§ SET PROBLEM
Below are records; work out how many of their lines hold the string "JSON" and give that number alone.

§ GIVEN DATA
— start —

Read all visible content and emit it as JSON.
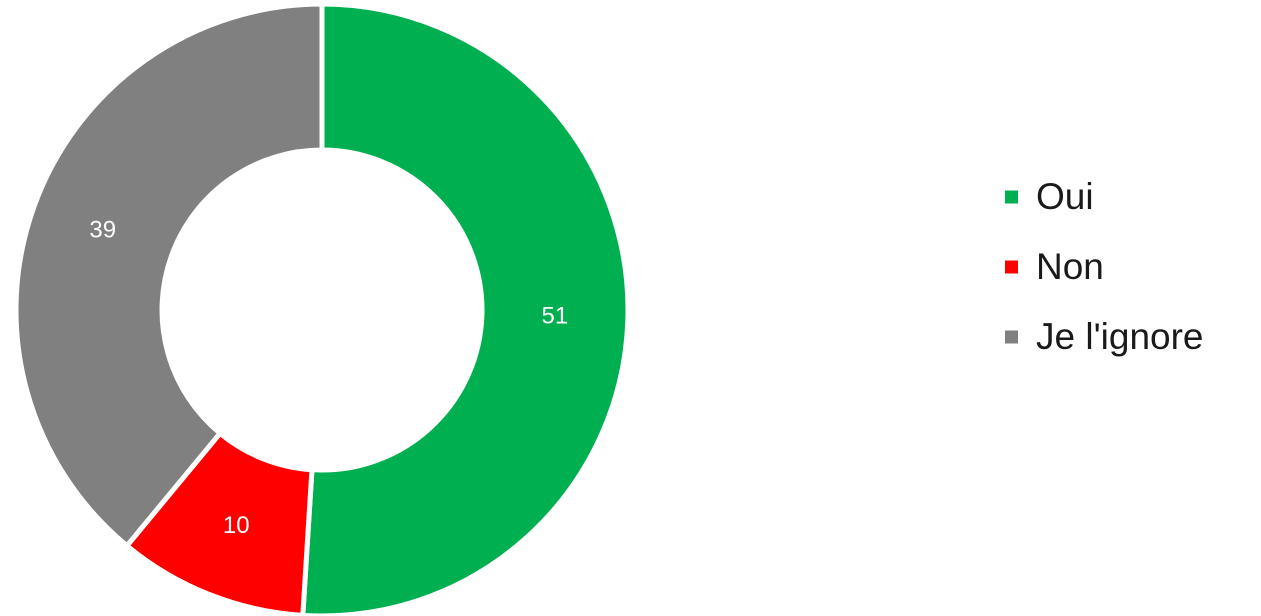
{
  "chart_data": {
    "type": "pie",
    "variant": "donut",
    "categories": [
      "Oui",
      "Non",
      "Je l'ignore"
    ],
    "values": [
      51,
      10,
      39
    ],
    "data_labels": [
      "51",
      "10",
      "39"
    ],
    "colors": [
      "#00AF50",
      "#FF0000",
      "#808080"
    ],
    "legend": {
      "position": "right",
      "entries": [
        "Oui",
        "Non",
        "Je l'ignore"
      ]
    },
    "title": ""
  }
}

— end —
— start —

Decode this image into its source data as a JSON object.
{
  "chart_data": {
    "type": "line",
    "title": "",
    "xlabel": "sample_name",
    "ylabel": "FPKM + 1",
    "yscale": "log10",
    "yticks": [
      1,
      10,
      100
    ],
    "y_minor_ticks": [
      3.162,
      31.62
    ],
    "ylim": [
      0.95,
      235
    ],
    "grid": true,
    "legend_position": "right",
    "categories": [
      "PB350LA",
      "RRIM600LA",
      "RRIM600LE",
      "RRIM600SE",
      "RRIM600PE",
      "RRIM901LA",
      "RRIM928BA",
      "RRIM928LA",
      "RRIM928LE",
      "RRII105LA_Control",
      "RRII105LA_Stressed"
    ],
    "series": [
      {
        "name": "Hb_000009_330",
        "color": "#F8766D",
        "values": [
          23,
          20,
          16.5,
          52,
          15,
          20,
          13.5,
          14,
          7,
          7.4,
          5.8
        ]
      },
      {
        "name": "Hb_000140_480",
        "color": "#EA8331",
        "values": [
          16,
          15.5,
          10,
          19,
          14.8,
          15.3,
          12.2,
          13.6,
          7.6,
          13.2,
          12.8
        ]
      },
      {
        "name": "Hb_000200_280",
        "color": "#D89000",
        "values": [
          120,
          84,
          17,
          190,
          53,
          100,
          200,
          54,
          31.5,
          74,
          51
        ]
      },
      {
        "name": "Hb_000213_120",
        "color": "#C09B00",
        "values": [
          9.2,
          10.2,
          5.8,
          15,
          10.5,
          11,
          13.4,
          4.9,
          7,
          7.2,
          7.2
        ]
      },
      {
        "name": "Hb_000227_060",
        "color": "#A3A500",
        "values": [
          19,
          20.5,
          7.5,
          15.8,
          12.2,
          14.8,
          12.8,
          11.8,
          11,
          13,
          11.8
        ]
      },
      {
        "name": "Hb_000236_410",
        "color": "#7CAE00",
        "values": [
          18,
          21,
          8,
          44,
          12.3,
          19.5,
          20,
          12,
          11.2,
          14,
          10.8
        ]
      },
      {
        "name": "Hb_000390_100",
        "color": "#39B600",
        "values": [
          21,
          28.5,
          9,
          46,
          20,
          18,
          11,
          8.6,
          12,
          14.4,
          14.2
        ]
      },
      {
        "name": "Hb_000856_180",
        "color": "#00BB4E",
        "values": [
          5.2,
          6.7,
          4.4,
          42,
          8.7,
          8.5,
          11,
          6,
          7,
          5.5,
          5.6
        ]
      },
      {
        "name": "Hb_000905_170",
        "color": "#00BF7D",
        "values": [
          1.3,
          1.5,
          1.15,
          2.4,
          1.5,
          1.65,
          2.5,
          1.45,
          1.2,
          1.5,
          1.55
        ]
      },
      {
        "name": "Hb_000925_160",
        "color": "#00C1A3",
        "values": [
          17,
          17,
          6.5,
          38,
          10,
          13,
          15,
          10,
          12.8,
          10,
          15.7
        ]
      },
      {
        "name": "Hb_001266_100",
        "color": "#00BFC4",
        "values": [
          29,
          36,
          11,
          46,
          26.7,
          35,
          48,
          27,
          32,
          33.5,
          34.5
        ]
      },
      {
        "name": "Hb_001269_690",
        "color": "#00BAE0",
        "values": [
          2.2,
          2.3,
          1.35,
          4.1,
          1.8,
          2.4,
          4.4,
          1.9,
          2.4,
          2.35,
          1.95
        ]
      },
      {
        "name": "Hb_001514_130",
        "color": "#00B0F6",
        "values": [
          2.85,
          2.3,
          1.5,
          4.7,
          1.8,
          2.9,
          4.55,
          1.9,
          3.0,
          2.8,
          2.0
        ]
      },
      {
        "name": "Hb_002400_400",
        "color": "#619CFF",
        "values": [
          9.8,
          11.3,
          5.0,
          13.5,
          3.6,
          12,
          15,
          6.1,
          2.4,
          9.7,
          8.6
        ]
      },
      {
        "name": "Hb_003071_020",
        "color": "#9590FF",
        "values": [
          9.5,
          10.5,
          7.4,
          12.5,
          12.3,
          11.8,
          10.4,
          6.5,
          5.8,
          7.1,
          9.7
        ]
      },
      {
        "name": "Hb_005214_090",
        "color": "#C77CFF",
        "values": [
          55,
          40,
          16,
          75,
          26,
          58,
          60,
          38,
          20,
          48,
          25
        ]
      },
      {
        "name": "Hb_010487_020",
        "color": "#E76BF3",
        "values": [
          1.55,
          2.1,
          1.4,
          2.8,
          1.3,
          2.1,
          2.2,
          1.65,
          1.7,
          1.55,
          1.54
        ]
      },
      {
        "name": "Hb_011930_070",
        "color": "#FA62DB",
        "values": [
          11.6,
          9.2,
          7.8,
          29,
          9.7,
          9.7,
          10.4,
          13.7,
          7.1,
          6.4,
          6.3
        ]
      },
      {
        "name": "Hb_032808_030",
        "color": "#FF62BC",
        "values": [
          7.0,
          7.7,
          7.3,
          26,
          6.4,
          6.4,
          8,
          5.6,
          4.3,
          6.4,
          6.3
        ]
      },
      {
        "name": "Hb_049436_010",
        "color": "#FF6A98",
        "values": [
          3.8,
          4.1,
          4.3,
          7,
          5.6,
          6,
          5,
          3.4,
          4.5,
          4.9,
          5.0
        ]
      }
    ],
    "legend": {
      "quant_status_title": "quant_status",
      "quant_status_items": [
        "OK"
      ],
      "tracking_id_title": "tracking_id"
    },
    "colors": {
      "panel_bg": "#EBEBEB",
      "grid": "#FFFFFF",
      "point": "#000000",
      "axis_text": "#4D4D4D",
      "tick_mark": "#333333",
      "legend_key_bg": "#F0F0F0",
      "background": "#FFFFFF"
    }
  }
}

— end —

§ FULL SOLUTION
2